#### What you need to do:
Present the following entries again, word for word and in full.
------ Entries
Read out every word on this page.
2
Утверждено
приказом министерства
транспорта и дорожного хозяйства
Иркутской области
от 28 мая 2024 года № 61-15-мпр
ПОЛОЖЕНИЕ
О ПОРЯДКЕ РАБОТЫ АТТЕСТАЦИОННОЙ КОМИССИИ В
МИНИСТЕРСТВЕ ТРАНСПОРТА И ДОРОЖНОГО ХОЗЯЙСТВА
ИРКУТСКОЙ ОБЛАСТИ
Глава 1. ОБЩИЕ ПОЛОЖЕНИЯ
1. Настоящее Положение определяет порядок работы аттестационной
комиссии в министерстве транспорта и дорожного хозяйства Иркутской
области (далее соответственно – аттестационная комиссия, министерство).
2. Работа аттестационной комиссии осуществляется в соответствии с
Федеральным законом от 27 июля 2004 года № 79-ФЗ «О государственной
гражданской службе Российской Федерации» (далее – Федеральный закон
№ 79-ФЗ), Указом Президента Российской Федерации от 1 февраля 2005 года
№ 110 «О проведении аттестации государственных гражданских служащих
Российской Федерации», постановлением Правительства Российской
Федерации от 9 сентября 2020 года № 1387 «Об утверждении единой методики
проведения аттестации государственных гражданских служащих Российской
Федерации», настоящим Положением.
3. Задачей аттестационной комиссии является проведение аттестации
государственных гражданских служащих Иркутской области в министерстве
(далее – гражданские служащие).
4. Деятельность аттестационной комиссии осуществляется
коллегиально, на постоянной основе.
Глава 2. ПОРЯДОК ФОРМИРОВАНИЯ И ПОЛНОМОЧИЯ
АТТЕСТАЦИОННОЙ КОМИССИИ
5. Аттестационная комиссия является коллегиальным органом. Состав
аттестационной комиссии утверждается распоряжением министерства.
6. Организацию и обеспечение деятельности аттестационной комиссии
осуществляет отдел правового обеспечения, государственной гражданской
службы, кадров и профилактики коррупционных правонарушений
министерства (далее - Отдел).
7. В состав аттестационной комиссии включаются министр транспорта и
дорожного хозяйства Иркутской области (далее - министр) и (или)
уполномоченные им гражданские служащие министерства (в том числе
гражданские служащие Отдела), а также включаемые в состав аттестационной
------------
#### Exercise solution:
Read out every word on this page.
2
Утверждено
приказом министерства
транспорта и дорожного хозяйства
Иркутской области
от 28 мая 2024 года № 61-15-мпр
ПОЛОЖЕНИЕ
О ПОРЯДКЕ РАБОТЫ АТТЕСТАЦИОННОЙ КОМИССИИ В
МИНИСТЕРСТВЕ ТРАНСПОРТА И ДОРОЖНОГО ХОЗЯЙСТВА
ИРКУТСКОЙ ОБЛАСТИ
Глава 1. ОБЩИЕ ПОЛОЖЕНИЯ
1. Настоящее Положение определяет порядок работы аттестационной
комиссии в министерстве транспорта и дорожного хозяйства Иркутской
области (далее соответственно – аттестационная комиссия, министерство).
2. Работа аттестационной комиссии осуществляется в соответствии с
Федеральным законом от 27 июля 2004 года № 79-ФЗ «О государственной
гражданской службе Российской Федерации» (далее – Федеральный закон
№ 79-ФЗ), Указом Президента Российской Федерации от 1 февраля 2005 года
№ 110 «О проведении аттестации государственных гражданских служащих
Российской Федерации», постановлением Правительства Российской
Федерации от 9 сентября 2020 года № 1387 «Об утверждении единой методики
проведения аттестации государственных гражданских служащих Российской
Федерации», настоящим Положением.
3. Задачей аттестационной комиссии является проведение аттестации
государственных гражданских служащих Иркутской области в министерстве
(далее – гражданские служащие).
4. Деятельность аттестационной комиссии осуществляется
коллегиально, на постоянной основе.
Глава 2. ПОРЯДОК ФОРМИРОВАНИЯ И ПОЛНОМОЧИЯ
АТТЕСТАЦИОННОЙ КОМИССИИ
5. Аттестационная комиссия является коллегиальным органом. Состав
аттестационной комиссии утверждается распоряжением министерства.
6. Организацию и обеспечение деятельности аттестационной комиссии
осуществляет отдел правового обеспечения, государственной гражданской
службы, кадров и профилактики коррупционных правонарушений
министерства (далее - Отдел).
7. В состав аттестационной комиссии включаются министр транспорта и
дорожного хозяйства Иркутской области (далее - министр) и (или)
уполномоченные им гражданские служащие министерства (в том числе
гражданские служащие Отдела), а также включаемые в состав аттестационной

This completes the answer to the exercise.